### EXERCISE BRIEF
Narrow the data below down to the lines containing "badge".
━━━━━━━━━━━━━━━━
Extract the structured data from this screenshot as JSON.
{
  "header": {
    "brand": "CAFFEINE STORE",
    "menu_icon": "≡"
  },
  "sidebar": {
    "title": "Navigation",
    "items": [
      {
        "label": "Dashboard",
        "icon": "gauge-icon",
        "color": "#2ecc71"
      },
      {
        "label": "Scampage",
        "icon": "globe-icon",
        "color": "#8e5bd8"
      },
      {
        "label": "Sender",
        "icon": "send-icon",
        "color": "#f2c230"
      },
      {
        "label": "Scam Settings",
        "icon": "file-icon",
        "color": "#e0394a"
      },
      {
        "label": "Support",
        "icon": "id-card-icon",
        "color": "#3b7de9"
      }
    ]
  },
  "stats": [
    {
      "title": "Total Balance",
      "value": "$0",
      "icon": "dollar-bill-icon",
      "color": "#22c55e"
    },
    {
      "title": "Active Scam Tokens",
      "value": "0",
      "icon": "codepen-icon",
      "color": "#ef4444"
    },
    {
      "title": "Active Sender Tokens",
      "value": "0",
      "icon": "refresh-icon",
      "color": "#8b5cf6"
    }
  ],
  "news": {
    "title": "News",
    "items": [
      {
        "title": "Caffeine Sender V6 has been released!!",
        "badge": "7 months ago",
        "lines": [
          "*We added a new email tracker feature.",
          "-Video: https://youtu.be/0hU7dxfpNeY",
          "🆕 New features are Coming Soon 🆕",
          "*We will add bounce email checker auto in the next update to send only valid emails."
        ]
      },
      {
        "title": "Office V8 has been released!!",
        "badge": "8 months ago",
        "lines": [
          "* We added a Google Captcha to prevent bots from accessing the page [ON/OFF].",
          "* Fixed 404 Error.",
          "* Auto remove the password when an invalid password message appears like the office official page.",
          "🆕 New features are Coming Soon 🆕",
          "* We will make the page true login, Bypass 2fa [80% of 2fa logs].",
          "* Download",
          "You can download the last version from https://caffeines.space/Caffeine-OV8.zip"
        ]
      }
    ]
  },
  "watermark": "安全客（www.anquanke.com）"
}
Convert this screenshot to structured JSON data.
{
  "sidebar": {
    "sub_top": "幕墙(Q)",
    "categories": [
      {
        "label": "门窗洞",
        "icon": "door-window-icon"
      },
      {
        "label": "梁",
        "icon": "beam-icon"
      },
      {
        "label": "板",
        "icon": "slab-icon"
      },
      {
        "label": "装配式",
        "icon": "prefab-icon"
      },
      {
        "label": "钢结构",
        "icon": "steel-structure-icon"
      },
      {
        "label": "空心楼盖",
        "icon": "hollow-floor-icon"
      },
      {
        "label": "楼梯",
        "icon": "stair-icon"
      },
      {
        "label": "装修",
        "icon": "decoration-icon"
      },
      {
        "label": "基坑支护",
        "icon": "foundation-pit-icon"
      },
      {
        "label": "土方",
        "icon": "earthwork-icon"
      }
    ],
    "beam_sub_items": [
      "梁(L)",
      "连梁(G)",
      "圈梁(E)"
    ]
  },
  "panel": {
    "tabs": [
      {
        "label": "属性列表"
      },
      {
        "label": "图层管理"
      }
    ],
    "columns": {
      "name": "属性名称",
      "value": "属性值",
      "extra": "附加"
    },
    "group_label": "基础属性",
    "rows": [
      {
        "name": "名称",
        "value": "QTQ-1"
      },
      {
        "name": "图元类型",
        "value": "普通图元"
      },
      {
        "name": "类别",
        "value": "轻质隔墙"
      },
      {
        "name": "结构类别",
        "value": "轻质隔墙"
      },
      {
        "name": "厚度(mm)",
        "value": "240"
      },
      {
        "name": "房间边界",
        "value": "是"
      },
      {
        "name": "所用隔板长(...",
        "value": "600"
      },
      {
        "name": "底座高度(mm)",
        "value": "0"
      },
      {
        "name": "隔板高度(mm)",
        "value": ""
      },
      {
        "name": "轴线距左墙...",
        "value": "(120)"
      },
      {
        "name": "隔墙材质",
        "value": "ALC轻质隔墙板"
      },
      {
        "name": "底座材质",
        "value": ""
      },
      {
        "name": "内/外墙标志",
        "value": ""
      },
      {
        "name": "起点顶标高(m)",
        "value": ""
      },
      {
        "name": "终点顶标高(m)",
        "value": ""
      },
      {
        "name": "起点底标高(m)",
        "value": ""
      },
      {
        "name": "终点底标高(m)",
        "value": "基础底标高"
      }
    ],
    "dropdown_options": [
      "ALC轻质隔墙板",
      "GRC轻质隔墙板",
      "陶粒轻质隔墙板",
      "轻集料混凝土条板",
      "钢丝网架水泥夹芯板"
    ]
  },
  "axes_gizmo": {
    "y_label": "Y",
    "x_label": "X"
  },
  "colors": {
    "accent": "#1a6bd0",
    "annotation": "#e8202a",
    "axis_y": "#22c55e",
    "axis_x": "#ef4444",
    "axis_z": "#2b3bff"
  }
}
━━━━━━━━━━━━━━━━
### RESULT OF THIS EXERCISE
        "badge": "7 months ago",
        "badge": "8 months ago",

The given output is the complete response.